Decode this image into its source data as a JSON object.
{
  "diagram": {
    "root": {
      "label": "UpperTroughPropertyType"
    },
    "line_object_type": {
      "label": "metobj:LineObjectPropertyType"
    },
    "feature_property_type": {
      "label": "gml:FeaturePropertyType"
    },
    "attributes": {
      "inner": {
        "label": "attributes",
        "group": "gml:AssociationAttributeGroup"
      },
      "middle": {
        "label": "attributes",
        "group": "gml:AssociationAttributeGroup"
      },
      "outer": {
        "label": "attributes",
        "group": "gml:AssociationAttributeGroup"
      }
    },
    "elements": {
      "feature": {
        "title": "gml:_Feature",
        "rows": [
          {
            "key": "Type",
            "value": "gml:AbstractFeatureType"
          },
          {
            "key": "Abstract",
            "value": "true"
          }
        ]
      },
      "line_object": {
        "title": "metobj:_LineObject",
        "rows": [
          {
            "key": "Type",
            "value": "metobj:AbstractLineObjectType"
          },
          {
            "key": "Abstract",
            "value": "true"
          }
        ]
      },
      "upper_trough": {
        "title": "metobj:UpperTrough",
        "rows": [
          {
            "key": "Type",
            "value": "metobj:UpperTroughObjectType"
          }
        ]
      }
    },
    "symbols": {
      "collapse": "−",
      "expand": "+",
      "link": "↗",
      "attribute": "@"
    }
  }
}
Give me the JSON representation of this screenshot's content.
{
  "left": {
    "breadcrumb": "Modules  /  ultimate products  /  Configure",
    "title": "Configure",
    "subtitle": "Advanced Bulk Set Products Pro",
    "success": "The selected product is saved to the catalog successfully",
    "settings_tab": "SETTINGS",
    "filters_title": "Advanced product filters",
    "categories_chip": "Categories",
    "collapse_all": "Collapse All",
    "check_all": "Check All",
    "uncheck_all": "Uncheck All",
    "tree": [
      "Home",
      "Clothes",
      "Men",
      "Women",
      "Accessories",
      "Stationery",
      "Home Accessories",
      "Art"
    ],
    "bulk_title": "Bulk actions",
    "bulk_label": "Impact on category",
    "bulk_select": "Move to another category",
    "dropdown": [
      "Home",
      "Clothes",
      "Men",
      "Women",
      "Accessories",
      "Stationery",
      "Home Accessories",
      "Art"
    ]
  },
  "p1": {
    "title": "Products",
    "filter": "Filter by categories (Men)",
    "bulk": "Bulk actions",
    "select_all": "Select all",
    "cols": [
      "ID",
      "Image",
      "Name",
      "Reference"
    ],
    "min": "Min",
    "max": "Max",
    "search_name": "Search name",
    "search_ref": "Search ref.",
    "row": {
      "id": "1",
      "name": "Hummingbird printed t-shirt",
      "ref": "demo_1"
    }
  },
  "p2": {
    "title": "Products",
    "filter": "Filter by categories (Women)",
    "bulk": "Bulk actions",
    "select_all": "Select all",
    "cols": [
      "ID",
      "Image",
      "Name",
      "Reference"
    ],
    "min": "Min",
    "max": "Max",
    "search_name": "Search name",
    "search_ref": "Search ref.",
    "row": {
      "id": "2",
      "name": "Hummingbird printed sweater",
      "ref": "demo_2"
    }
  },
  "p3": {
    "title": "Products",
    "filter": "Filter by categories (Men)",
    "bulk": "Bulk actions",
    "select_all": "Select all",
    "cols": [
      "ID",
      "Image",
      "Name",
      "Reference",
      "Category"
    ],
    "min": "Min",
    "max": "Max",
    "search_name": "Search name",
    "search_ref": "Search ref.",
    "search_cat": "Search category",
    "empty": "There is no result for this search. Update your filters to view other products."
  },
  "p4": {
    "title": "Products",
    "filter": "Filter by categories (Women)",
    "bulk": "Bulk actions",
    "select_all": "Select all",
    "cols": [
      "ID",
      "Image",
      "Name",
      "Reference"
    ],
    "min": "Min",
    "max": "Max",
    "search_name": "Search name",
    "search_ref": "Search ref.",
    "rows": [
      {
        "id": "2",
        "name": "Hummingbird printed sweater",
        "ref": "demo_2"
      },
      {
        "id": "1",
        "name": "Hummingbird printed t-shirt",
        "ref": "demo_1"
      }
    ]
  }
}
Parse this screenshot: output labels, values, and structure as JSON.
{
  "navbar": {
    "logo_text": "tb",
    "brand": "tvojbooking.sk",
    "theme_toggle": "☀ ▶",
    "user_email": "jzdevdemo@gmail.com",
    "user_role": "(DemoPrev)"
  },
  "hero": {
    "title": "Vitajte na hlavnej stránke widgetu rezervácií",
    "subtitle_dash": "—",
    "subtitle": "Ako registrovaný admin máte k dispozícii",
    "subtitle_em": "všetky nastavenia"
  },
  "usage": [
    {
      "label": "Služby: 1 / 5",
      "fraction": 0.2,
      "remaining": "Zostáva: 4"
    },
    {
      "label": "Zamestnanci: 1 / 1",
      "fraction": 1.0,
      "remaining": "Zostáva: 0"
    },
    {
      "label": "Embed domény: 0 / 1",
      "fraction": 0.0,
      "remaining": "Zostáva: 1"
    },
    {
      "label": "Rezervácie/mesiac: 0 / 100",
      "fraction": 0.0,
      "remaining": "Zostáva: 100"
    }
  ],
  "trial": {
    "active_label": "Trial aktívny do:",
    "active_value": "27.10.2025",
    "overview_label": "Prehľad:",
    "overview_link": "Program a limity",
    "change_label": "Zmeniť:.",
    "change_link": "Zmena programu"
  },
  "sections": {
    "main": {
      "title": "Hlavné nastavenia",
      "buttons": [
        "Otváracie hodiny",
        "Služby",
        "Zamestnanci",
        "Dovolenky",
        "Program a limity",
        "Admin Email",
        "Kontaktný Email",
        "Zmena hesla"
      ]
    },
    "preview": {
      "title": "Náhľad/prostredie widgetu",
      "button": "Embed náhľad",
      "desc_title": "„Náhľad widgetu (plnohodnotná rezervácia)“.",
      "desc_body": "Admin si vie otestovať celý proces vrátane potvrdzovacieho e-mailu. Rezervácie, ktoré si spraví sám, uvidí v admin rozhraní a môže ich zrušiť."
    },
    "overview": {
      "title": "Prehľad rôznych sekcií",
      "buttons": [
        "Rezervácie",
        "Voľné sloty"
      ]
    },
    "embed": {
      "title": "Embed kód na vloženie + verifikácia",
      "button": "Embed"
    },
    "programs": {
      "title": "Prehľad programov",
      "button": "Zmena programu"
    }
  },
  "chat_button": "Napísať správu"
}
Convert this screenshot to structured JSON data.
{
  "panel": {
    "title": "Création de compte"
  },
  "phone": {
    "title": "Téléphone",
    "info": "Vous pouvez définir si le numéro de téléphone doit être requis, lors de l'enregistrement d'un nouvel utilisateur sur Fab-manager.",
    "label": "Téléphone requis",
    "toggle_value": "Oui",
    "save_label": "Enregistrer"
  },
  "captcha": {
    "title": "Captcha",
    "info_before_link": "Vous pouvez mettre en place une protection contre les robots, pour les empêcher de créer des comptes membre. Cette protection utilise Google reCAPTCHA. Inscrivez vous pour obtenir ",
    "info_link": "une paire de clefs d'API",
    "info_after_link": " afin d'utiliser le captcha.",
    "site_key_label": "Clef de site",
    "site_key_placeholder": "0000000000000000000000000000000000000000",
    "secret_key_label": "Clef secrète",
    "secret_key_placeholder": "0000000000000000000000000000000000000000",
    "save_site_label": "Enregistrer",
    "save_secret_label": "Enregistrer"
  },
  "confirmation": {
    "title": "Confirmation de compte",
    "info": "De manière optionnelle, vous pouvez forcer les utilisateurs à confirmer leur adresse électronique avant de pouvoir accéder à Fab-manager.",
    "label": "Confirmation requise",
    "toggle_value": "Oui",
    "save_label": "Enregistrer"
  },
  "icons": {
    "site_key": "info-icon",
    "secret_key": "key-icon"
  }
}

● Short task
Write the material out again in its entirety, exactly as shown.

● Correct result
Decode this image into its source data as a JSON object.
{
  "diagram": {
    "root": {
      "label": "UpperTroughPropertyType"
    },
    "line_object_type": {
      "label": "metobj:LineObjectPropertyType"
    },
    "feature_property_type": {
      "label": "gml:FeaturePropertyType"
    },
    "attributes": {
      "inner": {
        "label": "attributes",
        "group": "gml:AssociationAttributeGroup"
      },
      "middle": {
        "label": "attributes",
        "group": "gml:AssociationAttributeGroup"
      },
      "outer": {
        "label": "attributes",
        "group": "gml:AssociationAttributeGroup"
      }
    },
    "elements": {
      "feature": {
        "title": "gml:_Feature",
        "rows": [
          {
            "key": "Type",
            "value": "gml:AbstractFeatureType"
          },
          {
            "key": "Abstract",
            "value": "true"
          }
        ]
      },
      "line_object": {
        "title": "metobj:_LineObject",
        "rows": [
          {
            "key": "Type",
            "value": "metobj:AbstractLineObjectType"
          },
          {
            "key": "Abstract",
            "value": "true"
          }
        ]
      },
      "upper_trough": {
        "title": "metobj:UpperTrough",
        "rows": [
          {
            "key": "Type",
            "value": "metobj:UpperTroughObjectType"
          }
        ]
      }
    },
    "symbols": {
      "collapse": "−",
      "expand": "+",
      "link": "↗",
      "attribute": "@"
    }
  }
}
Give me the JSON representation of this screenshot's content.
{
  "left": {
    "breadcrumb": "Modules  /  ultimate products  /  Configure",
    "title": "Configure",
    "subtitle": "Advanced Bulk Set Products Pro",
    "success": "The selected product is saved to the catalog successfully",
    "settings_tab": "SETTINGS",
    "filters_title": "Advanced product filters",
    "categories_chip": "Categories",
    "collapse_all": "Collapse All",
    "check_all": "Check All",
    "uncheck_all": "Uncheck All",
    "tree": [
      "Home",
      "Clothes",
      "Men",
      "Women",
      "Accessories",
      "Stationery",
      "Home Accessories",
      "Art"
    ],
    "bulk_title": "Bulk actions",
    "bulk_label": "Impact on category",
    "bulk_select": "Move to another category",
    "dropdown": [
      "Home",
      "Clothes",
      "Men",
      "Women",
      "Accessories",
      "Stationery",
      "Home Accessories",
      "Art"
    ]
  },
  "p1": {
    "title": "Products",
    "filter": "Filter by categories (Men)",
    "bulk": "Bulk actions",
    "select_all": "Select all",
    "cols": [
      "ID",
      "Image",
      "Name",
      "Reference"
    ],
    "min": "Min",
    "max": "Max",
    "search_name": "Search name",
    "search_ref": "Search ref.",
    "row": {
      "id": "1",
      "name": "Hummingbird printed t-shirt",
      "ref": "demo_1"
    }
  },
  "p2": {
    "title": "Products",
    "filter": "Filter by categories (Women)",
    "bulk": "Bulk actions",
    "select_all": "Select all",
    "cols": [
      "ID",
      "Image",
      "Name",
      "Reference"
    ],
    "min": "Min",
    "max": "Max",
    "search_name": "Search name",
    "search_ref": "Search ref.",
    "row": {
      "id": "2",
      "name": "Hummingbird printed sweater",
      "ref": "demo_2"
    }
  },
  "p3": {
    "title": "Products",
    "filter": "Filter by categories (Men)",
    "bulk": "Bulk actions",
    "select_all": "Select all",
    "cols": [
      "ID",
      "Image",
      "Name",
      "Reference",
      "Category"
    ],
    "min": "Min",
    "max": "Max",
    "search_name": "Search name",
    "search_ref": "Search ref.",
    "search_cat": "Search category",
    "empty": "There is no result for this search. Update your filters to view other products."
  },
  "p4": {
    "title": "Products",
    "filter": "Filter by categories (Women)",
    "bulk": "Bulk actions",
    "select_all": "Select all",
    "cols": [
      "ID",
      "Image",
      "Name",
      "Reference"
    ],
    "min": "Min",
    "max": "Max",
    "search_name": "Search name",
    "search_ref": "Search ref.",
    "rows": [
      {
        "id": "2",
        "name": "Hummingbird printed sweater",
        "ref": "demo_2"
      },
      {
        "id": "1",
        "name": "Hummingbird printed t-shirt",
        "ref": "demo_1"
      }
    ]
  }
}
Parse this screenshot: output labels, values, and structure as JSON.
{
  "navbar": {
    "logo_text": "tb",
    "brand": "tvojbooking.sk",
    "theme_toggle": "☀ ▶",
    "user_email": "jzdevdemo@gmail.com",
    "user_role": "(DemoPrev)"
  },
  "hero": {
    "title": "Vitajte na hlavnej stránke widgetu rezervácií",
    "subtitle_dash": "—",
    "subtitle": "Ako registrovaný admin máte k dispozícii",
    "subtitle_em": "všetky nastavenia"
  },
  "usage": [
    {
      "label": "Služby: 1 / 5",
      "fraction": 0.2,
      "remaining": "Zostáva: 4"
    },
    {
      "label": "Zamestnanci: 1 / 1",
      "fraction": 1.0,
      "remaining": "Zostáva: 0"
    },
    {
      "label": "Embed domény: 0 / 1",
      "fraction": 0.0,
      "remaining": "Zostáva: 1"
    },
    {
      "label": "Rezervácie/mesiac: 0 / 100",
      "fraction": 0.0,
      "remaining": "Zostáva: 100"
    }
  ],
  "trial": {
    "active_label": "Trial aktívny do:",
    "active_value": "27.10.2025",
    "overview_label": "Prehľad:",
    "overview_link": "Program a limity",
    "change_label": "Zmeniť:.",
    "change_link": "Zmena programu"
  },
  "sections": {
    "main": {
      "title": "Hlavné nastavenia",
      "buttons": [
        "Otváracie hodiny",
        "Služby",
        "Zamestnanci",
        "Dovolenky",
        "Program a limity",
        "Admin Email",
        "Kontaktný Email",
        "Zmena hesla"
      ]
    },
    "preview": {
      "title": "Náhľad/prostredie widgetu",
      "button": "Embed náhľad",
      "desc_title": "„Náhľad widgetu (plnohodnotná rezervácia)“.",
      "desc_body": "Admin si vie otestovať celý proces vrátane potvrdzovacieho e-mailu. Rezervácie, ktoré si spraví sám, uvidí v admin rozhraní a môže ich zrušiť."
    },
    "overview": {
      "title": "Prehľad rôznych sekcií",
      "buttons": [
        "Rezervácie",
        "Voľné sloty"
      ]
    },
    "embed": {
      "title": "Embed kód na vloženie + verifikácia",
      "button": "Embed"
    },
    "programs": {
      "title": "Prehľad programov",
      "button": "Zmena programu"
    }
  },
  "chat_button": "Napísať správu"
}
Convert this screenshot to structured JSON data.
{
  "panel": {
    "title": "Création de compte"
  },
  "phone": {
    "title": "Téléphone",
    "info": "Vous pouvez définir si le numéro de téléphone doit être requis, lors de l'enregistrement d'un nouvel utilisateur sur Fab-manager.",
    "label": "Téléphone requis",
    "toggle_value": "Oui",
    "save_label": "Enregistrer"
  },
  "captcha": {
    "title": "Captcha",
    "info_before_link": "Vous pouvez mettre en place une protection contre les robots, pour les empêcher de créer des comptes membre. Cette protection utilise Google reCAPTCHA. Inscrivez vous pour obtenir ",
    "info_link": "une paire de clefs d'API",
    "info_after_link": " afin d'utiliser le captcha.",
    "site_key_label": "Clef de site",
    "site_key_placeholder": "0000000000000000000000000000000000000000",
    "secret_key_label": "Clef secrète",
    "secret_key_placeholder": "0000000000000000000000000000000000000000",
    "save_site_label": "Enregistrer",
    "save_secret_label": "Enregistrer"
  },
  "confirmation": {
    "title": "Confirmation de compte",
    "info": "De manière optionnelle, vous pouvez forcer les utilisateurs à confirmer leur adresse électronique avant de pouvoir accéder à Fab-manager.",
    "label": "Confirmation requise",
    "toggle_value": "Oui",
    "save_label": "Enregistrer"
  },
  "icons": {
    "site_key": "info-icon",
    "secret_key": "key-icon"
  }
}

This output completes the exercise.